◆ Records for the exercise:

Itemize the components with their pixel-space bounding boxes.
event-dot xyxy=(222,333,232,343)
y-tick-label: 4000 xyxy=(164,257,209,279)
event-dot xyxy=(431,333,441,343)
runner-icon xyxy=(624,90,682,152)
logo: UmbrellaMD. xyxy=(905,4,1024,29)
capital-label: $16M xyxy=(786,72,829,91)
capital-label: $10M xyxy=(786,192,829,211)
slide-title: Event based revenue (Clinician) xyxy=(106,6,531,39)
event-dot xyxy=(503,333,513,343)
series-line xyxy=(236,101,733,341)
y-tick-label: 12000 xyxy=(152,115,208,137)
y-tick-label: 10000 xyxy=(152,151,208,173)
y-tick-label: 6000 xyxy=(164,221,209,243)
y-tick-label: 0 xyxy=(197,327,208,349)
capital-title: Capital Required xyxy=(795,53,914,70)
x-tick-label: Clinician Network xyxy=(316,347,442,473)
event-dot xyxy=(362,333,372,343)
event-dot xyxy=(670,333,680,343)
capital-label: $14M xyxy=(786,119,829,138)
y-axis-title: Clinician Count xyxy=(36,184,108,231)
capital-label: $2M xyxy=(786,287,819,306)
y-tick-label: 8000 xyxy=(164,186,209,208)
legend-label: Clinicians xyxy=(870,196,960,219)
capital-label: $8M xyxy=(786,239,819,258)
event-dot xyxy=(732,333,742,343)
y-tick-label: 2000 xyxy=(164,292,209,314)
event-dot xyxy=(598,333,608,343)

◆ Problem statement:
Reproduce every line of the entries above verbatim.

◆ Complete response:
Itemize the components with their pixel-space bounding boxes.
event-dot xyxy=(222,333,232,343)
y-tick-label: 4000 xyxy=(164,257,209,279)
event-dot xyxy=(431,333,441,343)
runner-icon xyxy=(624,90,682,152)
logo: UmbrellaMD. xyxy=(905,4,1024,29)
capital-label: $16M xyxy=(786,72,829,91)
capital-label: $10M xyxy=(786,192,829,211)
slide-title: Event based revenue (Clinician) xyxy=(106,6,531,39)
event-dot xyxy=(503,333,513,343)
series-line xyxy=(236,101,733,341)
y-tick-label: 12000 xyxy=(152,115,208,137)
y-tick-label: 10000 xyxy=(152,151,208,173)
y-tick-label: 6000 xyxy=(164,221,209,243)
y-tick-label: 0 xyxy=(197,327,208,349)
capital-title: Capital Required xyxy=(795,53,914,70)
x-tick-label: Clinician Network xyxy=(316,347,442,473)
event-dot xyxy=(362,333,372,343)
event-dot xyxy=(670,333,680,343)
capital-label: $14M xyxy=(786,119,829,138)
y-axis-title: Clinician Count xyxy=(36,184,108,231)
capital-label: $2M xyxy=(786,287,819,306)
y-tick-label: 8000 xyxy=(164,186,209,208)
legend-label: Clinicians xyxy=(870,196,960,219)
capital-label: $8M xyxy=(786,239,819,258)
event-dot xyxy=(732,333,742,343)
y-tick-label: 2000 xyxy=(164,292,209,314)
event-dot xyxy=(598,333,608,343)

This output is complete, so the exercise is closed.